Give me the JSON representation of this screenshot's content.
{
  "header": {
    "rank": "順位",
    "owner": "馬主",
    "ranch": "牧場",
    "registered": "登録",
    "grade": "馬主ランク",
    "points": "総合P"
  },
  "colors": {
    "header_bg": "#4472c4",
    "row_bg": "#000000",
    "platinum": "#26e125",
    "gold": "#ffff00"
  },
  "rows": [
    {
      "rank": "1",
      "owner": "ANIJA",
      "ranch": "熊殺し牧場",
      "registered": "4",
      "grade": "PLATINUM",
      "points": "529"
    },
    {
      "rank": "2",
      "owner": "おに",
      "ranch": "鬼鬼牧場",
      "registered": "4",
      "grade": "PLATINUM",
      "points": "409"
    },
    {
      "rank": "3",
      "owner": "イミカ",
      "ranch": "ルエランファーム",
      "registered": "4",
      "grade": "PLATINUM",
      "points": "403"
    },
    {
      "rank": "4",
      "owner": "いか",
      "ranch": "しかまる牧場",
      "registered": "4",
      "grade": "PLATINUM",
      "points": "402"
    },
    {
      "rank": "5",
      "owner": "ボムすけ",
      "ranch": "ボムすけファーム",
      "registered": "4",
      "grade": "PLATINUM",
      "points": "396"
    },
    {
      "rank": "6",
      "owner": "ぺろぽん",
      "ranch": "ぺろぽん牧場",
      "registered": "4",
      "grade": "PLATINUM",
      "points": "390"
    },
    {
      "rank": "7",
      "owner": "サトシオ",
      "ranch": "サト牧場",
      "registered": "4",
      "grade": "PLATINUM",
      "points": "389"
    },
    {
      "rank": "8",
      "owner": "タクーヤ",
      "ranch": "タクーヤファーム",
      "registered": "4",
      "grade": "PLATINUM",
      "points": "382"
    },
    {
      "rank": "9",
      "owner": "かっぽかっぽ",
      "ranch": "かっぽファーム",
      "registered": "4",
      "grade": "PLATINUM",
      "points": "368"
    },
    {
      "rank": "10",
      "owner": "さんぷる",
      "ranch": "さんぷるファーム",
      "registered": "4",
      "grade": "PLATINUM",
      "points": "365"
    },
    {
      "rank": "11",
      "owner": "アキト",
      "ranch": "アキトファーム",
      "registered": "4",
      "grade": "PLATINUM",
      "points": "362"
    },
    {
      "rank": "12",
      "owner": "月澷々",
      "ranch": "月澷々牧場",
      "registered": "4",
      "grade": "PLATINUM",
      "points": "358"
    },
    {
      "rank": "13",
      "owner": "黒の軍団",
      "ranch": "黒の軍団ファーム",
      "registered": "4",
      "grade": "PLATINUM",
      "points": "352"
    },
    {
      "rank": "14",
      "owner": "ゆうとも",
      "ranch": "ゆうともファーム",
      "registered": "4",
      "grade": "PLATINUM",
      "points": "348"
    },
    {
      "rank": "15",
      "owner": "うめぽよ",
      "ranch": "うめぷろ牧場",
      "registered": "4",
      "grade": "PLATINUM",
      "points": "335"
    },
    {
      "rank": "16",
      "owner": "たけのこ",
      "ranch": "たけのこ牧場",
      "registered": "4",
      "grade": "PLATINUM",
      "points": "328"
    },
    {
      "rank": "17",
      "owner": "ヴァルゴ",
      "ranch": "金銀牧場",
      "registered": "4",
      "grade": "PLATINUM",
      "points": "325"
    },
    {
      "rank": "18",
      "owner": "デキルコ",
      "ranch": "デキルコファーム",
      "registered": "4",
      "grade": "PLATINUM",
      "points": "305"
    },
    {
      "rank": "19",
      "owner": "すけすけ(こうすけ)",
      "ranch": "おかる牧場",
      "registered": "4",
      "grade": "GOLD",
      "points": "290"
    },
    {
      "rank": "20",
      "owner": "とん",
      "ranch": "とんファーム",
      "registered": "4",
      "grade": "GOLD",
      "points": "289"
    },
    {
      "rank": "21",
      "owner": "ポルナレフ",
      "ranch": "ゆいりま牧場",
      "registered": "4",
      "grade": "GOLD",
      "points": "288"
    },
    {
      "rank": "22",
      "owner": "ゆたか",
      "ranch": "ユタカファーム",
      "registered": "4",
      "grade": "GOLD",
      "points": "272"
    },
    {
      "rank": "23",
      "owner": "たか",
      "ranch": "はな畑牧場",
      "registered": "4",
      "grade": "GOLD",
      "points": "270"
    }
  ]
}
◇ ◇ ◇
● **Brief**: Type out the full listing again, exactly as given.

● **Solution to this exercise**:
Give me the JSON representation of this screenshot's content.
{
  "header": {
    "rank": "順位",
    "owner": "馬主",
    "ranch": "牧場",
    "registered": "登録",
    "grade": "馬主ランク",
    "points": "総合P"
  },
  "colors": {
    "header_bg": "#4472c4",
    "row_bg": "#000000",
    "platinum": "#26e125",
    "gold": "#ffff00"
  },
  "rows": [
    {
      "rank": "1",
      "owner": "ANIJA",
      "ranch": "熊殺し牧場",
      "registered": "4",
      "grade": "PLATINUM",
      "points": "529"
    },
    {
      "rank": "2",
      "owner": "おに",
      "ranch": "鬼鬼牧場",
      "registered": "4",
      "grade": "PLATINUM",
      "points": "409"
    },
    {
      "rank": "3",
      "owner": "イミカ",
      "ranch": "ルエランファーム",
      "registered": "4",
      "grade": "PLATINUM",
      "points": "403"
    },
    {
      "rank": "4",
      "owner": "いか",
      "ranch": "しかまる牧場",
      "registered": "4",
      "grade": "PLATINUM",
      "points": "402"
    },
    {
      "rank": "5",
      "owner": "ボムすけ",
      "ranch": "ボムすけファーム",
      "registered": "4",
      "grade": "PLATINUM",
      "points": "396"
    },
    {
      "rank": "6",
      "owner": "ぺろぽん",
      "ranch": "ぺろぽん牧場",
      "registered": "4",
      "grade": "PLATINUM",
      "points": "390"
    },
    {
      "rank": "7",
      "owner": "サトシオ",
      "ranch": "サト牧場",
      "registered": "4",
      "grade": "PLATINUM",
      "points": "389"
    },
    {
      "rank": "8",
      "owner": "タクーヤ",
      "ranch": "タクーヤファーム",
      "registered": "4",
      "grade": "PLATINUM",
      "points": "382"
    },
    {
      "rank": "9",
      "owner": "かっぽかっぽ",
      "ranch": "かっぽファーム",
      "registered": "4",
      "grade": "PLATINUM",
      "points": "368"
    },
    {
      "rank": "10",
      "owner": "さんぷる",
      "ranch": "さんぷるファーム",
      "registered": "4",
      "grade": "PLATINUM",
      "points": "365"
    },
    {
      "rank": "11",
      "owner": "アキト",
      "ranch": "アキトファーム",
      "registered": "4",
      "grade": "PLATINUM",
      "points": "362"
    },
    {
      "rank": "12",
      "owner": "月澷々",
      "ranch": "月澷々牧場",
      "registered": "4",
      "grade": "PLATINUM",
      "points": "358"
    },
    {
      "rank": "13",
      "owner": "黒の軍団",
      "ranch": "黒の軍団ファーム",
      "registered": "4",
      "grade": "PLATINUM",
      "points": "352"
    },
    {
      "rank": "14",
      "owner": "ゆうとも",
      "ranch": "ゆうともファーム",
      "registered": "4",
      "grade": "PLATINUM",
      "points": "348"
    },
    {
      "rank": "15",
      "owner": "うめぽよ",
      "ranch": "うめぷろ牧場",
      "registered": "4",
      "grade": "PLATINUM",
      "points": "335"
    },
    {
      "rank": "16",
      "owner": "たけのこ",
      "ranch": "たけのこ牧場",
      "registered": "4",
      "grade": "PLATINUM",
      "points": "328"
    },
    {
      "rank": "17",
      "owner": "ヴァルゴ",
      "ranch": "金銀牧場",
      "registered": "4",
      "grade": "PLATINUM",
      "points": "325"
    },
    {
      "rank": "18",
      "owner": "デキルコ",
      "ranch": "デキルコファーム",
      "registered": "4",
      "grade": "PLATINUM",
      "points": "305"
    },
    {
      "rank": "19",
      "owner": "すけすけ(こうすけ)",
      "ranch": "おかる牧場",
      "registered": "4",
      "grade": "GOLD",
      "points": "290"
    },
    {
      "rank": "20",
      "owner": "とん",
      "ranch": "とんファーム",
      "registered": "4",
      "grade": "GOLD",
      "points": "289"
    },
    {
      "rank": "21",
      "owner": "ポルナレフ",
      "ranch": "ゆいりま牧場",
      "registered": "4",
      "grade": "GOLD",
      "points": "288"
    },
    {
      "rank": "22",
      "owner": "ゆたか",
      "ranch": "ユタカファーム",
      "registered": "4",
      "grade": "GOLD",
      "points": "272"
    },
    {
      "rank": "23",
      "owner": "たか",
      "ranch": "はな畑牧場",
      "registered": "4",
      "grade": "GOLD",
      "points": "270"
    }
  ]
}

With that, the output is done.